- **WHAT THE TASK ASKS**
From the listing below, count the lines where the string "表揣测的疑问词" occurs. Give the number, with no other words.

☆ ☆ ☆ ☆ ☆ ☆ ☆

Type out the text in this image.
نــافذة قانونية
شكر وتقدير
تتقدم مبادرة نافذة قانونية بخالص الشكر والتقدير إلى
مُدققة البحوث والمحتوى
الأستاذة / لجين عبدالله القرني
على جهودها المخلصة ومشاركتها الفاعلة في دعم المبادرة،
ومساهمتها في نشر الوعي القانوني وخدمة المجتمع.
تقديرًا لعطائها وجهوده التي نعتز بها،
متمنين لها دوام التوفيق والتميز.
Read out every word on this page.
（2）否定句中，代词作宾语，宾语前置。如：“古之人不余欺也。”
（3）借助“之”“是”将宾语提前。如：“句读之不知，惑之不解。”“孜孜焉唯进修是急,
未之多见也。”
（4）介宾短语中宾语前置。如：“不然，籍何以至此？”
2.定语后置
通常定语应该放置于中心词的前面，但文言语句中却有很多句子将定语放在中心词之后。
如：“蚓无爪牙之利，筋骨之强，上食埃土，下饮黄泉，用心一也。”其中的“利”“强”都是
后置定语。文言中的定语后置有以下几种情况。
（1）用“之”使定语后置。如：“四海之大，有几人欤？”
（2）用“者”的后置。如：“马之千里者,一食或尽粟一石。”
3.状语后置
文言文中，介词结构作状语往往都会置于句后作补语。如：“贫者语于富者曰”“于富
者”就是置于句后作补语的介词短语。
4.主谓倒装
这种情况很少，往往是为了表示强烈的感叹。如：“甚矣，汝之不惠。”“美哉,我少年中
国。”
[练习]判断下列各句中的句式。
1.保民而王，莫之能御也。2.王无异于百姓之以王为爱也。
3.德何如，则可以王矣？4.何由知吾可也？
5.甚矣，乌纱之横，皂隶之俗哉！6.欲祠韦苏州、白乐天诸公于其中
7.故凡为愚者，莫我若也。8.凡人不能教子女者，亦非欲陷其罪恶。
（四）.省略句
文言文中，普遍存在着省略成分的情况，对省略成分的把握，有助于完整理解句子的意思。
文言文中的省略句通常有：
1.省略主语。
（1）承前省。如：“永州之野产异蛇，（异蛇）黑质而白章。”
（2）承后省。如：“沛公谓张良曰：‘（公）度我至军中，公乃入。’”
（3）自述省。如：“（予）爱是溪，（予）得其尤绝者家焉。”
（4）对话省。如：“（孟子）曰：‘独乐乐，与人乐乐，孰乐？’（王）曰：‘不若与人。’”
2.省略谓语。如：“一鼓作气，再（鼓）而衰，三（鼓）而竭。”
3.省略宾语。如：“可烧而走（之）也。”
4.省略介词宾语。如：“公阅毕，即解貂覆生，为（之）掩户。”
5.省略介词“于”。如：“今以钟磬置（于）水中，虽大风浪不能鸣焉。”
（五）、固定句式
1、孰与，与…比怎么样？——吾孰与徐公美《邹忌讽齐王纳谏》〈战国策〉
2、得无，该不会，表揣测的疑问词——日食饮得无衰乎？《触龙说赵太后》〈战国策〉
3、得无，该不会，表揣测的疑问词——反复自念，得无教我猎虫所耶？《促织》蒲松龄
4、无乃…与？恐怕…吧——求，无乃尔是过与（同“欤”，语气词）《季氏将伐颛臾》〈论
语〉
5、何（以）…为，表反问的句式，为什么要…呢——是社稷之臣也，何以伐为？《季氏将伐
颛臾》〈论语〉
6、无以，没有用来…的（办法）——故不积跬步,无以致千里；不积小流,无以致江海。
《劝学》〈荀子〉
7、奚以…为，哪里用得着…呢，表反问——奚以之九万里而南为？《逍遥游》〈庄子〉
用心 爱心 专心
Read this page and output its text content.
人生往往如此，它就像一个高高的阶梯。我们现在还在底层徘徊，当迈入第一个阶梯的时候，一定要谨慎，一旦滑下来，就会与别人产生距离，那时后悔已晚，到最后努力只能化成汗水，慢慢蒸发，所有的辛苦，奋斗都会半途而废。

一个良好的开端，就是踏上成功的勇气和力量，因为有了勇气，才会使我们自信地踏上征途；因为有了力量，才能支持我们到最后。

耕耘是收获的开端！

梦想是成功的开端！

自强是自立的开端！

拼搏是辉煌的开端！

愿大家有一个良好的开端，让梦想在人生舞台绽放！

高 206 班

☆ ☆ ☆ ☆ ☆ ☆ ☆

- **THE RESPONSE**
2